Written problem -
Using the data below, copy each line that includes the word "means".

********

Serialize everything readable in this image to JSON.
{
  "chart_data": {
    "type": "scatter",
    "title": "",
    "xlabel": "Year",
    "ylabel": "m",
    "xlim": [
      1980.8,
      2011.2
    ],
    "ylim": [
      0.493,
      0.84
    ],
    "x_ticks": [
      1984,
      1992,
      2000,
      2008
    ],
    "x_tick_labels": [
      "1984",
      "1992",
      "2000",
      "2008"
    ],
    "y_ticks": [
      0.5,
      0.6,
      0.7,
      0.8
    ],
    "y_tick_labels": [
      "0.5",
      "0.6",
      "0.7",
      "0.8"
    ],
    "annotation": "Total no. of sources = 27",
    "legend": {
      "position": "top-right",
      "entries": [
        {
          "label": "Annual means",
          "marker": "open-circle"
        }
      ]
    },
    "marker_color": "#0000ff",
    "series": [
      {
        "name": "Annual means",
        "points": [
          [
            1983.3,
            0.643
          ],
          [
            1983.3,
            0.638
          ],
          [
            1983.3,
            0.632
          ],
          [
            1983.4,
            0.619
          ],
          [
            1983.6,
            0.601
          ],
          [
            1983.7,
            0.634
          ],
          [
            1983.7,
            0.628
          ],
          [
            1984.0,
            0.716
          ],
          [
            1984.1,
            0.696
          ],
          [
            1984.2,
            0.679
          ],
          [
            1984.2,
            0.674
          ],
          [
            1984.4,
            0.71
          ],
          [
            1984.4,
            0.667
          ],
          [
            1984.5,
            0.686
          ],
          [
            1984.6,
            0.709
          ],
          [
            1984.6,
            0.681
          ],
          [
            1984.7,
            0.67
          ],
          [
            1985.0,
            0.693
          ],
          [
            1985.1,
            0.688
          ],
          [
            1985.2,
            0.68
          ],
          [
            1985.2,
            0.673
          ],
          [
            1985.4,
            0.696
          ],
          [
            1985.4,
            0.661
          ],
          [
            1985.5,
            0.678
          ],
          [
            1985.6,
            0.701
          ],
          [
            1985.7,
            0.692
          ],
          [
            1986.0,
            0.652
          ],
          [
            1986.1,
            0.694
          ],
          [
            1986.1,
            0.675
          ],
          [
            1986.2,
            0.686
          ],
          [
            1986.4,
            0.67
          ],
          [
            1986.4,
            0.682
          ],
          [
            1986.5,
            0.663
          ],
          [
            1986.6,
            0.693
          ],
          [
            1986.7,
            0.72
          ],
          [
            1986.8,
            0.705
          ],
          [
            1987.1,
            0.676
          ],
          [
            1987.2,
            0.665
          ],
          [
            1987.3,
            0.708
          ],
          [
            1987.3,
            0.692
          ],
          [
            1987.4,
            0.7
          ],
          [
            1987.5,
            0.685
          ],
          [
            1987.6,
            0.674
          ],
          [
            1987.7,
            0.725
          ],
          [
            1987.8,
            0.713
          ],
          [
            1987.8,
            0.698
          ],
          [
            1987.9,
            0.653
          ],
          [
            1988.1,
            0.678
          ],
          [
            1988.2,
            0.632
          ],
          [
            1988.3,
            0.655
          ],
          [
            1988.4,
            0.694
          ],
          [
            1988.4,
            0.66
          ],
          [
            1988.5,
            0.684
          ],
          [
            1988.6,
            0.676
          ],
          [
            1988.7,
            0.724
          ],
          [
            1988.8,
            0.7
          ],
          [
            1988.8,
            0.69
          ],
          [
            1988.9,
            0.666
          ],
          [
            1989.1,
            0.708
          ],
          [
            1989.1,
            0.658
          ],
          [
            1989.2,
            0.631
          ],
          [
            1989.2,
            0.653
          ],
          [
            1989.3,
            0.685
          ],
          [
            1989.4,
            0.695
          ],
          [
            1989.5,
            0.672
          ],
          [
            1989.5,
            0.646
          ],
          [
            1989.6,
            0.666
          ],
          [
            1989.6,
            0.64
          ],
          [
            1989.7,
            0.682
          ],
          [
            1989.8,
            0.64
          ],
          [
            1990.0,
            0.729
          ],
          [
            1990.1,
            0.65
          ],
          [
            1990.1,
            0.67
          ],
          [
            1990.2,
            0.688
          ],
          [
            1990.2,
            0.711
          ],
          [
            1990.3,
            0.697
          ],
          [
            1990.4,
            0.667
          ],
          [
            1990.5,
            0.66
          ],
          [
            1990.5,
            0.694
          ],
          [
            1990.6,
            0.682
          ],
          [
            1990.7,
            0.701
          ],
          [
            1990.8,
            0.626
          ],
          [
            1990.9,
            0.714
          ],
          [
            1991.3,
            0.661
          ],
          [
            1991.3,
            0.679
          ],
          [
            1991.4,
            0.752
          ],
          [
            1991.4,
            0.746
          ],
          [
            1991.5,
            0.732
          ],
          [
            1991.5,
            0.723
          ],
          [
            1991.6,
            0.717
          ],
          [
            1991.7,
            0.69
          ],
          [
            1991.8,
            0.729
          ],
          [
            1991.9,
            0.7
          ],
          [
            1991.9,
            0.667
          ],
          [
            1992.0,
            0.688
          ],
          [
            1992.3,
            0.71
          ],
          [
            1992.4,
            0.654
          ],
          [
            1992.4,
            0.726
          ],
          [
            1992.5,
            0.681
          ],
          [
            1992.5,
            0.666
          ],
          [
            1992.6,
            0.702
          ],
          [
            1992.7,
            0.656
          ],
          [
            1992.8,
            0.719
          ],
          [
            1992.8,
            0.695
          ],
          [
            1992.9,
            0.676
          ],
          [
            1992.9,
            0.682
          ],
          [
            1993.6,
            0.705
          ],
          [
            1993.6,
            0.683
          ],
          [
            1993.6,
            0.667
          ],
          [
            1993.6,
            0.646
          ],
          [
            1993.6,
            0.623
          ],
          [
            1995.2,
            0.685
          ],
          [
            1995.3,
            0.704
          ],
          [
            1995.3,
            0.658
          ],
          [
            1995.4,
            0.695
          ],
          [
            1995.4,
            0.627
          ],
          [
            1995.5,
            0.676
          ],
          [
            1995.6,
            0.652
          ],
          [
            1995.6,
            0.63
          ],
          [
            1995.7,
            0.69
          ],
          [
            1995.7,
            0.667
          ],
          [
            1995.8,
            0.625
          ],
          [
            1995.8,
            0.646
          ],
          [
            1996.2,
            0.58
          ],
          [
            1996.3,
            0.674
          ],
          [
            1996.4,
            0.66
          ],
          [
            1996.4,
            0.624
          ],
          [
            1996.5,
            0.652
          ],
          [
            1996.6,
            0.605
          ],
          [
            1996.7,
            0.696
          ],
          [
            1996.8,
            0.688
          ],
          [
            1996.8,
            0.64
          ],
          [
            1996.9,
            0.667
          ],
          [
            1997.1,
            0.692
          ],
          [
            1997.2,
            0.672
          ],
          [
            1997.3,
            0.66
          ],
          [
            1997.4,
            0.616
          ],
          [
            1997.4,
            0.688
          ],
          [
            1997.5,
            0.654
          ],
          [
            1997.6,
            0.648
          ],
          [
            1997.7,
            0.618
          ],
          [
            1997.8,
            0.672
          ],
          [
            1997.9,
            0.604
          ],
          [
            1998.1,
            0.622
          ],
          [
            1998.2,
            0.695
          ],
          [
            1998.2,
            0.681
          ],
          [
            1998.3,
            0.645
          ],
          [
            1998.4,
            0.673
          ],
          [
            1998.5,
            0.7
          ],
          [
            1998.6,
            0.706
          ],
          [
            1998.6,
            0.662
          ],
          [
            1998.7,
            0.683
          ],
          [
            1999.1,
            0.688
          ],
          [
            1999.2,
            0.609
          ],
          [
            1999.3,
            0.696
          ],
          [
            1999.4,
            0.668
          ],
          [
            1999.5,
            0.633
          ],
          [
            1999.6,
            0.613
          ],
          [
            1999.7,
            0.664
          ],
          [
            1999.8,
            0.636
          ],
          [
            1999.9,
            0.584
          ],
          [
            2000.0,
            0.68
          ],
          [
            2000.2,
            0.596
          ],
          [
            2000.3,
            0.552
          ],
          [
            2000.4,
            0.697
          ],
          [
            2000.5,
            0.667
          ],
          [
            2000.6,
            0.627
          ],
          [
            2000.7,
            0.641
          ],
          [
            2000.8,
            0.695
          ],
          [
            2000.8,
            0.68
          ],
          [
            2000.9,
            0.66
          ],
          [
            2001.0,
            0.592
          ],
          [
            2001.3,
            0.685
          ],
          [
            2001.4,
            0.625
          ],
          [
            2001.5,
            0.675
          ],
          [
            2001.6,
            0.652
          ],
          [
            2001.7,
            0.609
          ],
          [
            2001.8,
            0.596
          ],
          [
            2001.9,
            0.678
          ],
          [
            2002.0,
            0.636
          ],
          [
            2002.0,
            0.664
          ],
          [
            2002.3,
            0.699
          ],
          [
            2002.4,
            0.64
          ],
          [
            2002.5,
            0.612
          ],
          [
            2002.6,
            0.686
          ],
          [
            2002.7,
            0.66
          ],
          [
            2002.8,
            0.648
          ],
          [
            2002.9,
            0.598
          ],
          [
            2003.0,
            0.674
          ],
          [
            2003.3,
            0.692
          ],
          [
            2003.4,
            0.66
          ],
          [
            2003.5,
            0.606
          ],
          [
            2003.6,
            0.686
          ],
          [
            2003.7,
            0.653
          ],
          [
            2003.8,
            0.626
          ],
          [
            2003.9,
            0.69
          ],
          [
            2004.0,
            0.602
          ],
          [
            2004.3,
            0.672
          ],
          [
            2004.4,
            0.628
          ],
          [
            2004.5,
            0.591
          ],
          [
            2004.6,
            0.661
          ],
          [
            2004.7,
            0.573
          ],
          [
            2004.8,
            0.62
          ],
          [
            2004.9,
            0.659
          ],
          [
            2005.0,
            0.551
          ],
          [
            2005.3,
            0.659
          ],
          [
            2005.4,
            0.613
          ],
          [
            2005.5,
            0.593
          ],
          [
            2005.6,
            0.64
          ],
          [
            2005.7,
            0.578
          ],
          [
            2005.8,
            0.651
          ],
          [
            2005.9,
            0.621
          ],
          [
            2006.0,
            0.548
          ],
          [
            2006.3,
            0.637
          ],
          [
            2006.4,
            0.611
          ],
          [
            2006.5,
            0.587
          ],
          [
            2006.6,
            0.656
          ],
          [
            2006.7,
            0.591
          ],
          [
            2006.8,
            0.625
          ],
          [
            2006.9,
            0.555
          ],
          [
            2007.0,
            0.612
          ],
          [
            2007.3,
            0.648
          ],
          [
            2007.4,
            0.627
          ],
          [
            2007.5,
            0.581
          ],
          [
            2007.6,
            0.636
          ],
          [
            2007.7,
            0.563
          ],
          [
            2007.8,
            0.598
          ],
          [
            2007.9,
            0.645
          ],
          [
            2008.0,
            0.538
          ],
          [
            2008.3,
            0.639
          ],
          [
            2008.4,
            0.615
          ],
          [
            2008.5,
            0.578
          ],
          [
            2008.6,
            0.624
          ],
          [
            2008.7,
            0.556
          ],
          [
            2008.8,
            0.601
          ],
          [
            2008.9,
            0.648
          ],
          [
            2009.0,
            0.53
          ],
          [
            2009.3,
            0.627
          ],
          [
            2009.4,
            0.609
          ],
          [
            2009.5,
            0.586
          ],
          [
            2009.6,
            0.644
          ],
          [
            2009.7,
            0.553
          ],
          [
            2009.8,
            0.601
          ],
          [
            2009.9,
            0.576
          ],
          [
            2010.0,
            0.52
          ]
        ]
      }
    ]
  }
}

********

Response to the exercise -
          "label": "Annual means",
        "name": "Annual means",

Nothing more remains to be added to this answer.